━━ SUPPLIED MATERIAL

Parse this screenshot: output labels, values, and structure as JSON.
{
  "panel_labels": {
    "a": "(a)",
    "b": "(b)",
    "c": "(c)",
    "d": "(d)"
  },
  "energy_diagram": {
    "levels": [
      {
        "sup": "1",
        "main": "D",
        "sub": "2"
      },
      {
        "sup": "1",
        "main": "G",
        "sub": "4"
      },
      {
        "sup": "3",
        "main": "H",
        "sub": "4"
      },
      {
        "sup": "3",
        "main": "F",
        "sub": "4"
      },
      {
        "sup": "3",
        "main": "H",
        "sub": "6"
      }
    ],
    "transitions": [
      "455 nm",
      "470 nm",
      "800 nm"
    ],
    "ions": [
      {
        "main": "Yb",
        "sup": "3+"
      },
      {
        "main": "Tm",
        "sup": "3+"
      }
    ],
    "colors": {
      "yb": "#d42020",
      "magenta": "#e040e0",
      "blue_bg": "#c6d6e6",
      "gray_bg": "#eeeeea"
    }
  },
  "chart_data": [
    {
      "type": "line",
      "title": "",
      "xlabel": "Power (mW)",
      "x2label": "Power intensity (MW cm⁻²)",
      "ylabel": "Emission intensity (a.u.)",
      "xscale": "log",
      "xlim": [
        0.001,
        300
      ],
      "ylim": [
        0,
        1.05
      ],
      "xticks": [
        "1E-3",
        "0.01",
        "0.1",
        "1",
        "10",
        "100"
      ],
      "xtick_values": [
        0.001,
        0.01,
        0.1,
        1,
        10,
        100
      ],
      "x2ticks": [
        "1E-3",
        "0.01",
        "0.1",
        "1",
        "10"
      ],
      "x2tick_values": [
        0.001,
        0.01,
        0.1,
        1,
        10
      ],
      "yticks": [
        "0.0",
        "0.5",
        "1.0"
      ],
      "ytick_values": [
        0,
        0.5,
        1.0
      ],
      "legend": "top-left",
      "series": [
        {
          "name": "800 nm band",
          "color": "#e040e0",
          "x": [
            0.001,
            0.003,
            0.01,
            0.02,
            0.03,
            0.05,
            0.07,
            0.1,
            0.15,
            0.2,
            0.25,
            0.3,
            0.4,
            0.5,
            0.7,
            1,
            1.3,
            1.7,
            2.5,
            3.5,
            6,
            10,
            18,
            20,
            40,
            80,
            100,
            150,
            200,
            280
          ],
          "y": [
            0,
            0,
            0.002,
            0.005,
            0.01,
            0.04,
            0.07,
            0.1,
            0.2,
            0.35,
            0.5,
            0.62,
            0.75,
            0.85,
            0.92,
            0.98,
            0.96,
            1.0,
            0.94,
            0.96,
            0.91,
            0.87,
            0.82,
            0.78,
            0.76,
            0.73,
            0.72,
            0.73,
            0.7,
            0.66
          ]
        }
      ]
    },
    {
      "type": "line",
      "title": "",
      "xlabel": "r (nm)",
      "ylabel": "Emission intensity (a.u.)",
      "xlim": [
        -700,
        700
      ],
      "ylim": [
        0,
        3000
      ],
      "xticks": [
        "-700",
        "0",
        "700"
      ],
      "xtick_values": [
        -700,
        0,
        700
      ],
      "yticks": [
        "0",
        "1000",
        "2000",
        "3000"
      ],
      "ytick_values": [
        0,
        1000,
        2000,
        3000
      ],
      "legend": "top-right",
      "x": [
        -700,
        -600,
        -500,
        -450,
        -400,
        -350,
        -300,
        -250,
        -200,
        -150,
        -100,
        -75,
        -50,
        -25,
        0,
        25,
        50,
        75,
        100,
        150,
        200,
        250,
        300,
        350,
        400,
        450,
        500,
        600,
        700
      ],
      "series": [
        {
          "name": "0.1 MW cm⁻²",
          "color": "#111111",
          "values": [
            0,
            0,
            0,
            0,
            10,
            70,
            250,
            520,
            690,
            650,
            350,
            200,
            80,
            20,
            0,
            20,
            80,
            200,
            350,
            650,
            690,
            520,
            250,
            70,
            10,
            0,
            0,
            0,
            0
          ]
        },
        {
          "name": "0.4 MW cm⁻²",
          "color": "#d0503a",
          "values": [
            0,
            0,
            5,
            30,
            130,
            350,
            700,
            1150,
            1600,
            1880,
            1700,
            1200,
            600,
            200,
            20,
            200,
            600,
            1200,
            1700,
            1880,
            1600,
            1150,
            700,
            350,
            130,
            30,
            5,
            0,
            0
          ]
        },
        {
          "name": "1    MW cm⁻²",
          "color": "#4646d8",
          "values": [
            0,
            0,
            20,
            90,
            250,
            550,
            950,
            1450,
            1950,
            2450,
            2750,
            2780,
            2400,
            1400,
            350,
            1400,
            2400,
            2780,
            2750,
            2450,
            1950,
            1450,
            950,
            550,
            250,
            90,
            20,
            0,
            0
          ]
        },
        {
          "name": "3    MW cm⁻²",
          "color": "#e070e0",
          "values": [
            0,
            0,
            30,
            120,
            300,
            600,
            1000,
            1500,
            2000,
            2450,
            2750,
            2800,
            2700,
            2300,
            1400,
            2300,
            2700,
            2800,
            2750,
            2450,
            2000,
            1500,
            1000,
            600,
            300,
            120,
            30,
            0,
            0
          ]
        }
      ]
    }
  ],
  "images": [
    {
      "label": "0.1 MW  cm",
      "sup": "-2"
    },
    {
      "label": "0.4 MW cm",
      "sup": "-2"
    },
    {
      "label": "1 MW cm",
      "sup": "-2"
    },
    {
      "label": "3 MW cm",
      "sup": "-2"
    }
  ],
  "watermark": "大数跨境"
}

━━━━

### TASK DESCRIPTION
Quote every record above exactly.

### SOLUTION TO THIS EXERCISE
Parse this screenshot: output labels, values, and structure as JSON.
{
  "panel_labels": {
    "a": "(a)",
    "b": "(b)",
    "c": "(c)",
    "d": "(d)"
  },
  "energy_diagram": {
    "levels": [
      {
        "sup": "1",
        "main": "D",
        "sub": "2"
      },
      {
        "sup": "1",
        "main": "G",
        "sub": "4"
      },
      {
        "sup": "3",
        "main": "H",
        "sub": "4"
      },
      {
        "sup": "3",
        "main": "F",
        "sub": "4"
      },
      {
        "sup": "3",
        "main": "H",
        "sub": "6"
      }
    ],
    "transitions": [
      "455 nm",
      "470 nm",
      "800 nm"
    ],
    "ions": [
      {
        "main": "Yb",
        "sup": "3+"
      },
      {
        "main": "Tm",
        "sup": "3+"
      }
    ],
    "colors": {
      "yb": "#d42020",
      "magenta": "#e040e0",
      "blue_bg": "#c6d6e6",
      "gray_bg": "#eeeeea"
    }
  },
  "chart_data": [
    {
      "type": "line",
      "title": "",
      "xlabel": "Power (mW)",
      "x2label": "Power intensity (MW cm⁻²)",
      "ylabel": "Emission intensity (a.u.)",
      "xscale": "log",
      "xlim": [
        0.001,
        300
      ],
      "ylim": [
        0,
        1.05
      ],
      "xticks": [
        "1E-3",
        "0.01",
        "0.1",
        "1",
        "10",
        "100"
      ],
      "xtick_values": [
        0.001,
        0.01,
        0.1,
        1,
        10,
        100
      ],
      "x2ticks": [
        "1E-3",
        "0.01",
        "0.1",
        "1",
        "10"
      ],
      "x2tick_values": [
        0.001,
        0.01,
        0.1,
        1,
        10
      ],
      "yticks": [
        "0.0",
        "0.5",
        "1.0"
      ],
      "ytick_values": [
        0,
        0.5,
        1.0
      ],
      "legend": "top-left",
      "series": [
        {
          "name": "800 nm band",
          "color": "#e040e0",
          "x": [
            0.001,
            0.003,
            0.01,
            0.02,
            0.03,
            0.05,
            0.07,
            0.1,
            0.15,
            0.2,
            0.25,
            0.3,
            0.4,
            0.5,
            0.7,
            1,
            1.3,
            1.7,
            2.5,
            3.5,
            6,
            10,
            18,
            20,
            40,
            80,
            100,
            150,
            200,
            280
          ],
          "y": [
            0,
            0,
            0.002,
            0.005,
            0.01,
            0.04,
            0.07,
            0.1,
            0.2,
            0.35,
            0.5,
            0.62,
            0.75,
            0.85,
            0.92,
            0.98,
            0.96,
            1.0,
            0.94,
            0.96,
            0.91,
            0.87,
            0.82,
            0.78,
            0.76,
            0.73,
            0.72,
            0.73,
            0.7,
            0.66
          ]
        }
      ]
    },
    {
      "type": "line",
      "title": "",
      "xlabel": "r (nm)",
      "ylabel": "Emission intensity (a.u.)",
      "xlim": [
        -700,
        700
      ],
      "ylim": [
        0,
        3000
      ],
      "xticks": [
        "-700",
        "0",
        "700"
      ],
      "xtick_values": [
        -700,
        0,
        700
      ],
      "yticks": [
        "0",
        "1000",
        "2000",
        "3000"
      ],
      "ytick_values": [
        0,
        1000,
        2000,
        3000
      ],
      "legend": "top-right",
      "x": [
        -700,
        -600,
        -500,
        -450,
        -400,
        -350,
        -300,
        -250,
        -200,
        -150,
        -100,
        -75,
        -50,
        -25,
        0,
        25,
        50,
        75,
        100,
        150,
        200,
        250,
        300,
        350,
        400,
        450,
        500,
        600,
        700
      ],
      "series": [
        {
          "name": "0.1 MW cm⁻²",
          "color": "#111111",
          "values": [
            0,
            0,
            0,
            0,
            10,
            70,
            250,
            520,
            690,
            650,
            350,
            200,
            80,
            20,
            0,
            20,
            80,
            200,
            350,
            650,
            690,
            520,
            250,
            70,
            10,
            0,
            0,
            0,
            0
          ]
        },
        {
          "name": "0.4 MW cm⁻²",
          "color": "#d0503a",
          "values": [
            0,
            0,
            5,
            30,
            130,
            350,
            700,
            1150,
            1600,
            1880,
            1700,
            1200,
            600,
            200,
            20,
            200,
            600,
            1200,
            1700,
            1880,
            1600,
            1150,
            700,
            350,
            130,
            30,
            5,
            0,
            0
          ]
        },
        {
          "name": "1    MW cm⁻²",
          "color": "#4646d8",
          "values": [
            0,
            0,
            20,
            90,
            250,
            550,
            950,
            1450,
            1950,
            2450,
            2750,
            2780,
            2400,
            1400,
            350,
            1400,
            2400,
            2780,
            2750,
            2450,
            1950,
            1450,
            950,
            550,
            250,
            90,
            20,
            0,
            0
          ]
        },
        {
          "name": "3    MW cm⁻²",
          "color": "#e070e0",
          "values": [
            0,
            0,
            30,
            120,
            300,
            600,
            1000,
            1500,
            2000,
            2450,
            2750,
            2800,
            2700,
            2300,
            1400,
            2300,
            2700,
            2800,
            2750,
            2450,
            2000,
            1500,
            1000,
            600,
            300,
            120,
            30,
            0,
            0
          ]
        }
      ]
    }
  ],
  "images": [
    {
      "label": "0.1 MW  cm",
      "sup": "-2"
    },
    {
      "label": "0.4 MW cm",
      "sup": "-2"
    },
    {
      "label": "1 MW cm",
      "sup": "-2"
    },
    {
      "label": "3 MW cm",
      "sup": "-2"
    }
  ],
  "watermark": "大数跨境"
}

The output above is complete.